[BEGIN Information provided]

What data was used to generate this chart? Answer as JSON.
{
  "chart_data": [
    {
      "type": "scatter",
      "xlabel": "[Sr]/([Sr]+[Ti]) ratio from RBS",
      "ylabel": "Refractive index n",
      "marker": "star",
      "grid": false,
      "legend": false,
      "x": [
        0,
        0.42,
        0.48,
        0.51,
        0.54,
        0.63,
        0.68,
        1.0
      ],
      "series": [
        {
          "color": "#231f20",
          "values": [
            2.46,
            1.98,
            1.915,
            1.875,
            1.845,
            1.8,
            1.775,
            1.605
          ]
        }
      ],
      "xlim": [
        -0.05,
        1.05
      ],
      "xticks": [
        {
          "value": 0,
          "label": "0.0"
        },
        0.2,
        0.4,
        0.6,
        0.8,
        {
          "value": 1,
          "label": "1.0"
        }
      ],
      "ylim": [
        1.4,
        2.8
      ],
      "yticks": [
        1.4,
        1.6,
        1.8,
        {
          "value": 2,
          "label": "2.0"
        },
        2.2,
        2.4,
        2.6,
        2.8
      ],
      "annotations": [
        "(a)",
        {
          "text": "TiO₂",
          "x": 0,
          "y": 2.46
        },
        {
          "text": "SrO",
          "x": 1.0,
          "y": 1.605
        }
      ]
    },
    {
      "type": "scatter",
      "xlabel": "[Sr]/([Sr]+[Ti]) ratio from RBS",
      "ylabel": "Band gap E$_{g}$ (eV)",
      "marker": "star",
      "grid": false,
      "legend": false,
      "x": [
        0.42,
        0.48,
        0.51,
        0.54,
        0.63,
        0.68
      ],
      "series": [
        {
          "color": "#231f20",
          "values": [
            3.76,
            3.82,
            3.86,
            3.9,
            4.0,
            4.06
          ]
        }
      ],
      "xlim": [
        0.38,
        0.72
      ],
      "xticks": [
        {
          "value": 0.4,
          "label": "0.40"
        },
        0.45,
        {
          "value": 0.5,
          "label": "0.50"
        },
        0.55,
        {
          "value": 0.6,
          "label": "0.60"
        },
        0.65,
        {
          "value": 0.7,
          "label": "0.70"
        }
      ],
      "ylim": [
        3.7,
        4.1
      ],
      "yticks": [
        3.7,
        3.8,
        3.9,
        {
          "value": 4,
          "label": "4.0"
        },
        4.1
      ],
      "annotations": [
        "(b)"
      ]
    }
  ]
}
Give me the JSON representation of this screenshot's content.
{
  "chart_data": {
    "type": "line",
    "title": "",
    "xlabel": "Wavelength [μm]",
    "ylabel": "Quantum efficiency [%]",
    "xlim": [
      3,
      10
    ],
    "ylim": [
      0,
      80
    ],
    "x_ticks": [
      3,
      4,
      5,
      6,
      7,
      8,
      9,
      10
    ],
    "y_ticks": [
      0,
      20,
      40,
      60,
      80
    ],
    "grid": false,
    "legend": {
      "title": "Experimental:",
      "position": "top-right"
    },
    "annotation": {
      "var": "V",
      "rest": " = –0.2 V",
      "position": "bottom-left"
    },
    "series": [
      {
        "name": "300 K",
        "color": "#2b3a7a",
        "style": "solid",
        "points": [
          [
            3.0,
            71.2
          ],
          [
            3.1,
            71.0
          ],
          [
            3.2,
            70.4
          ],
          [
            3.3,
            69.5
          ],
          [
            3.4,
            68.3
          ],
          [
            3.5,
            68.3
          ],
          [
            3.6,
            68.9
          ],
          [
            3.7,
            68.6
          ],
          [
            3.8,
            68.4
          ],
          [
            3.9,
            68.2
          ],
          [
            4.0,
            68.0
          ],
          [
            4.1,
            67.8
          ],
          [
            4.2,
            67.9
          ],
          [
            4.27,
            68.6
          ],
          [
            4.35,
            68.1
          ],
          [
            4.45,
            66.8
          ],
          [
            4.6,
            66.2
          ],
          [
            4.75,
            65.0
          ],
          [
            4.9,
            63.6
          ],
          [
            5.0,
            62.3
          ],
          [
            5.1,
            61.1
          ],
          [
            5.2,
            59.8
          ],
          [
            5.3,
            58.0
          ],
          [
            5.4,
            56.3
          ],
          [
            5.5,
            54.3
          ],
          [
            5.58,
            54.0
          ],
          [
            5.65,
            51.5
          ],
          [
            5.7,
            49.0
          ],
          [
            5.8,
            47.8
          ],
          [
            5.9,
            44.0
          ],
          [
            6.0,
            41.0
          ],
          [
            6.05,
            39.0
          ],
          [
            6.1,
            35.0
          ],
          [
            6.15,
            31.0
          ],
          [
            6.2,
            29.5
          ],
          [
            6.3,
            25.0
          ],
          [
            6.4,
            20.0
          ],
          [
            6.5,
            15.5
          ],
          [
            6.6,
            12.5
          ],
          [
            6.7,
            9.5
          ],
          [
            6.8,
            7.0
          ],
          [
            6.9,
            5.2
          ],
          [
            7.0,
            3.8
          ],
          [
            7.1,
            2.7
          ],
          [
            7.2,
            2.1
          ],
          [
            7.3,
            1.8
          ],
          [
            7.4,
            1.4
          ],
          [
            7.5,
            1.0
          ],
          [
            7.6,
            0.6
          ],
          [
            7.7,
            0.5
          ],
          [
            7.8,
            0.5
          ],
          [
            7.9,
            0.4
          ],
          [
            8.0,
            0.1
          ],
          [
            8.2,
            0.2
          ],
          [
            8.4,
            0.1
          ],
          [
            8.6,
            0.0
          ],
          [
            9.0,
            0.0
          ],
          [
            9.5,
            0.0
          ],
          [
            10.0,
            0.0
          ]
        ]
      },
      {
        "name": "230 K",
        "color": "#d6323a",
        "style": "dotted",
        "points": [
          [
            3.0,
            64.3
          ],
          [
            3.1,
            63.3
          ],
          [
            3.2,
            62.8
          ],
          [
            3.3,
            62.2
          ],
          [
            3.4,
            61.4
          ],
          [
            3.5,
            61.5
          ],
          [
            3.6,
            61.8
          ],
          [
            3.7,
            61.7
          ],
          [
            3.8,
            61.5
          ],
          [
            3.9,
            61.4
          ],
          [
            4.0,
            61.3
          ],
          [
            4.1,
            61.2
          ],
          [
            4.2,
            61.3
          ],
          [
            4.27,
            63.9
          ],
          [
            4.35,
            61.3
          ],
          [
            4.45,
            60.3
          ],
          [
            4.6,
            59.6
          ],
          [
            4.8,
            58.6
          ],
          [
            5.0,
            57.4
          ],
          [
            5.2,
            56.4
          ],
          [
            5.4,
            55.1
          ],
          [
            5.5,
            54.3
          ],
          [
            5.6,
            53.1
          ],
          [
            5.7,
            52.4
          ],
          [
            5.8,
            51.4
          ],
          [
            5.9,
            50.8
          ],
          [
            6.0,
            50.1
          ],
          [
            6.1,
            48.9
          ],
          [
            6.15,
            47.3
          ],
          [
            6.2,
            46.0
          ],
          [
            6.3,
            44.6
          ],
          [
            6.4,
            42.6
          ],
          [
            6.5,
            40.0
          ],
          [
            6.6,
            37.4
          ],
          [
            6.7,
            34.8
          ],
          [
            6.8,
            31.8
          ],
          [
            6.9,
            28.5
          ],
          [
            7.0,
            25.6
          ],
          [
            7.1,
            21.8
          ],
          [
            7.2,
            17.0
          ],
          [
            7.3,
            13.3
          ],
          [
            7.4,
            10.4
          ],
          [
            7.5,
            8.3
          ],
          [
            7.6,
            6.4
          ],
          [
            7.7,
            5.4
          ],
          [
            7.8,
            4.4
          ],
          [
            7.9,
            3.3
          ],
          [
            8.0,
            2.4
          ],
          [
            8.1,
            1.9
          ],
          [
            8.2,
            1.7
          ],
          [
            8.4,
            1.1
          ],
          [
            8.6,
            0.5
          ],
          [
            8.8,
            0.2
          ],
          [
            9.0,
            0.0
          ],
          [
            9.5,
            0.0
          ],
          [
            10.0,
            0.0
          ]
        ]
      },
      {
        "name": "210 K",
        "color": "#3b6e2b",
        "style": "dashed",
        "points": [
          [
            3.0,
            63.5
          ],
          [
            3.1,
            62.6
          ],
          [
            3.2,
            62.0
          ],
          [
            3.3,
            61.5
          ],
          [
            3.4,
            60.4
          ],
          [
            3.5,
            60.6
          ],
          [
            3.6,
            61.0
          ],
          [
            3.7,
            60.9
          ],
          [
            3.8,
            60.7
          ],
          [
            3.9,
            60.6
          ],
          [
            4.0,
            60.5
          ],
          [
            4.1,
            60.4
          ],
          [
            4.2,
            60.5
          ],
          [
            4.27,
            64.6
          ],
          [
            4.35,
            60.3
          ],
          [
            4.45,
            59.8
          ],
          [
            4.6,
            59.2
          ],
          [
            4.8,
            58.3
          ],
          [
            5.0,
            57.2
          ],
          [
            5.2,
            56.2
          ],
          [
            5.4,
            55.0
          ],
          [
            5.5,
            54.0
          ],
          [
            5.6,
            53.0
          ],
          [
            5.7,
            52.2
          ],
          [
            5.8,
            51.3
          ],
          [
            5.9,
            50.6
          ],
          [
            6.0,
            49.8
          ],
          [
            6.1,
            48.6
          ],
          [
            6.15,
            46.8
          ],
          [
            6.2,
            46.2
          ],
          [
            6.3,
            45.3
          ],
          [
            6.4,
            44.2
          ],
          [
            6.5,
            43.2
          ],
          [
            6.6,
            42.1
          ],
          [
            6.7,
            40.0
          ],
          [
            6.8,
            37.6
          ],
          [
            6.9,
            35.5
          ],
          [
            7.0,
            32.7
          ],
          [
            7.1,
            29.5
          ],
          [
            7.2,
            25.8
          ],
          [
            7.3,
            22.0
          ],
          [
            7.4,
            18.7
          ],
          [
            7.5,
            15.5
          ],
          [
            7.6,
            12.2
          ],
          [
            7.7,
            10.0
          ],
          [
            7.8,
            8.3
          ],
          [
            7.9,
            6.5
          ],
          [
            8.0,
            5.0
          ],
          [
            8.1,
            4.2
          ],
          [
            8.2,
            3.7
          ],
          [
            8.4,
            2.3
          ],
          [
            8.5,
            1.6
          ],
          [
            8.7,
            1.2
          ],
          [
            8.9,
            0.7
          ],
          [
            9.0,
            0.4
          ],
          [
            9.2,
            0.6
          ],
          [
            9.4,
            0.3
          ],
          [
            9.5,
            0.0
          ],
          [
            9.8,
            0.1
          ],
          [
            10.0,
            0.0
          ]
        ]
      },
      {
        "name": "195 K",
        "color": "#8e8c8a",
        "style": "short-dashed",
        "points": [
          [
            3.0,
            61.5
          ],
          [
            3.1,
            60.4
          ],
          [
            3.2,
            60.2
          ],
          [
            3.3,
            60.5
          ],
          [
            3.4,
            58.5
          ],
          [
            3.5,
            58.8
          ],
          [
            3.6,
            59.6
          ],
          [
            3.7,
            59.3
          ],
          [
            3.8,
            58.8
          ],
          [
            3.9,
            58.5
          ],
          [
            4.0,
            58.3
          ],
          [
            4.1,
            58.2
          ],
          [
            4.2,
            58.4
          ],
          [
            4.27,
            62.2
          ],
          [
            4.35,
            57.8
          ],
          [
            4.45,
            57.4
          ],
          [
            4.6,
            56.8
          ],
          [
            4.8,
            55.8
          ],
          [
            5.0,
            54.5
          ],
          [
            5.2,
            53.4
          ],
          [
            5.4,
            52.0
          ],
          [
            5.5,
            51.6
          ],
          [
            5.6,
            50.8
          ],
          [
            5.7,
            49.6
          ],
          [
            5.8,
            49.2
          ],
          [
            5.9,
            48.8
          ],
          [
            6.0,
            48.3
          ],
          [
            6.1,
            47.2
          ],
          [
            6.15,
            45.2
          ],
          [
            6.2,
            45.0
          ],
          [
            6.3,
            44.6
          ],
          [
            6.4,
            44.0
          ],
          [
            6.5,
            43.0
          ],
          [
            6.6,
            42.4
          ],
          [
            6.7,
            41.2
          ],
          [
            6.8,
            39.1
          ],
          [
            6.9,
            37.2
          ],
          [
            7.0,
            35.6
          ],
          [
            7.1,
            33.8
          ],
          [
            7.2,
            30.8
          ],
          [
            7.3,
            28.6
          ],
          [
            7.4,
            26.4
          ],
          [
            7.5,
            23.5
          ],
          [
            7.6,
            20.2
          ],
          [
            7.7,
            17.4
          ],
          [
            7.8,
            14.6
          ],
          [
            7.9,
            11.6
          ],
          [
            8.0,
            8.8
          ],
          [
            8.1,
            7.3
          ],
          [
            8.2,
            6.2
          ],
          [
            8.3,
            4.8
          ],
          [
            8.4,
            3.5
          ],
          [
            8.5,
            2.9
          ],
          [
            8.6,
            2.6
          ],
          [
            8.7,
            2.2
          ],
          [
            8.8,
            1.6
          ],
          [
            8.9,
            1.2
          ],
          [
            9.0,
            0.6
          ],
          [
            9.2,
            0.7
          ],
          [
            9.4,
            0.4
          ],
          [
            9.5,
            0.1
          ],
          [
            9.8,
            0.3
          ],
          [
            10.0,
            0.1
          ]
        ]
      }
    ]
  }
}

[END Information provided]

Problem to solve:
Collect every line above that contains the word "this".

Exercise output:
What data was used to generate this chart? Answer as JSON.
Give me the JSON representation of this screenshot's content.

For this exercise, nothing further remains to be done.